» What you will do
Gather every line of the records below that contains the string "MEDIAN", treating uppercase and lowercase as different. Copy each of those lines in full.

(Records of image elements and their boxes)
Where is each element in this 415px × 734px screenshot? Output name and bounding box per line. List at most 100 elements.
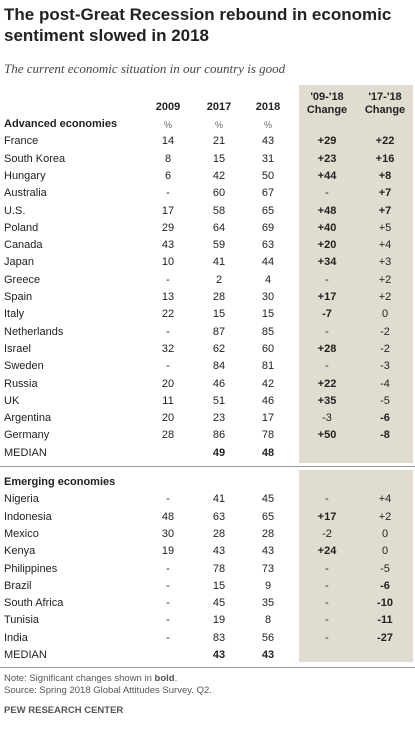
row-label: South Africa bbox=[4, 597, 64, 610]
cell: +48 bbox=[317, 204, 337, 217]
cell: - bbox=[166, 579, 170, 592]
cell: 20 bbox=[161, 377, 175, 390]
row-label: Australia bbox=[4, 187, 47, 200]
cell: +17 bbox=[317, 510, 337, 523]
unit: % bbox=[163, 120, 173, 130]
cell: +23 bbox=[317, 152, 337, 165]
cell: 44 bbox=[261, 256, 275, 269]
cell: -5 bbox=[380, 562, 390, 575]
cell: - bbox=[166, 273, 170, 286]
row-label: Russia bbox=[4, 377, 38, 390]
cell: 35 bbox=[261, 597, 275, 610]
cell: 59 bbox=[212, 239, 226, 252]
cell: -4 bbox=[380, 377, 390, 390]
cell: 15 bbox=[212, 308, 226, 321]
cell: 84 bbox=[212, 360, 226, 373]
change-header: Change bbox=[306, 104, 348, 116]
footer-rule bbox=[0, 667, 415, 668]
cell: 42 bbox=[261, 377, 275, 390]
cell: 85 bbox=[261, 325, 275, 338]
cell: 28 bbox=[161, 429, 175, 442]
cell: - bbox=[325, 631, 329, 644]
section-rule bbox=[0, 466, 415, 467]
cell: 51 bbox=[212, 394, 226, 407]
cell: +29 bbox=[317, 135, 337, 148]
cell: +4 bbox=[378, 239, 392, 252]
cell: 20 bbox=[161, 412, 175, 425]
cell: 63 bbox=[261, 239, 275, 252]
cell: 67 bbox=[261, 187, 275, 200]
cell: 43 bbox=[261, 545, 275, 558]
cell: 42 bbox=[212, 169, 226, 182]
cell: -6 bbox=[380, 412, 390, 425]
note-part: Note: Significant changes shown in bbox=[4, 673, 155, 684]
cell: 78 bbox=[212, 562, 226, 575]
cell: 15 bbox=[212, 152, 226, 165]
row-label: MEDIAN bbox=[4, 649, 47, 661]
section-title: Advanced economies bbox=[4, 118, 118, 130]
cell: 45 bbox=[261, 493, 275, 506]
row-label: Hungary bbox=[4, 169, 46, 182]
cell: 45 bbox=[212, 597, 226, 610]
column-header: 2017 bbox=[206, 101, 232, 113]
cell: +20 bbox=[317, 239, 337, 252]
cell: 17 bbox=[261, 412, 275, 425]
note-part: . bbox=[174, 673, 178, 684]
cell: 48 bbox=[261, 446, 275, 459]
change-header: '17-'18 bbox=[368, 91, 402, 103]
cell: +40 bbox=[317, 221, 337, 234]
cell: 15 bbox=[261, 308, 275, 321]
source: Source: Spring 2018 Global Attitudes Sur… bbox=[4, 685, 212, 696]
cell: 65 bbox=[261, 204, 275, 217]
cell: 50 bbox=[261, 169, 275, 182]
cell: 23 bbox=[212, 412, 226, 425]
row-label: U.S. bbox=[4, 204, 26, 217]
cell: - bbox=[325, 597, 329, 610]
credit: PEW RESEARCH CENTER bbox=[4, 705, 124, 716]
unit: % bbox=[263, 120, 273, 130]
cell: 22 bbox=[161, 308, 175, 321]
cell: 83 bbox=[212, 631, 226, 644]
cell: - bbox=[325, 579, 329, 592]
cell: 28 bbox=[261, 527, 275, 540]
cell: - bbox=[166, 187, 170, 200]
row-label: France bbox=[4, 135, 39, 148]
cell: 14 bbox=[161, 135, 175, 148]
row-label: Sweden bbox=[4, 360, 44, 373]
cell: 21 bbox=[212, 135, 226, 148]
row-label: Italy bbox=[4, 308, 25, 321]
cell: +50 bbox=[317, 429, 337, 442]
cell: +7 bbox=[378, 187, 392, 200]
cell: - bbox=[166, 562, 170, 575]
row-label: UK bbox=[4, 394, 20, 407]
cell: 0 bbox=[381, 308, 389, 321]
row-label: Germany bbox=[4, 429, 50, 442]
cell: 19 bbox=[212, 614, 226, 627]
row-label: Poland bbox=[4, 221, 39, 234]
cell: 43 bbox=[161, 239, 175, 252]
cell: 2 bbox=[215, 273, 223, 286]
cell: 63 bbox=[212, 510, 226, 523]
cell: 65 bbox=[261, 510, 275, 523]
cell: +2 bbox=[378, 510, 392, 523]
cell: 73 bbox=[261, 562, 275, 575]
cell: +35 bbox=[317, 394, 337, 407]
cell: 81 bbox=[261, 360, 275, 373]
cell: - bbox=[166, 325, 170, 338]
cell: 8 bbox=[264, 614, 272, 627]
cell: 60 bbox=[261, 342, 275, 355]
cell: -3 bbox=[380, 360, 390, 373]
cell: 48 bbox=[161, 510, 175, 523]
change-shade bbox=[299, 85, 413, 463]
cell: - bbox=[325, 614, 329, 627]
cell: -5 bbox=[380, 394, 390, 407]
cell: 30 bbox=[261, 291, 275, 303]
cell: +5 bbox=[378, 221, 392, 234]
row-label: MEDIAN bbox=[4, 446, 47, 459]
cell: - bbox=[325, 493, 329, 506]
cell: +24 bbox=[317, 545, 337, 558]
row-label: Kenya bbox=[4, 545, 36, 558]
cell: +3 bbox=[378, 256, 392, 269]
cell: 13 bbox=[161, 291, 175, 303]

» Written solution
row-label: MEDIAN bbox=[4, 649, 47, 661]
row-label: MEDIAN bbox=[4, 446, 47, 459]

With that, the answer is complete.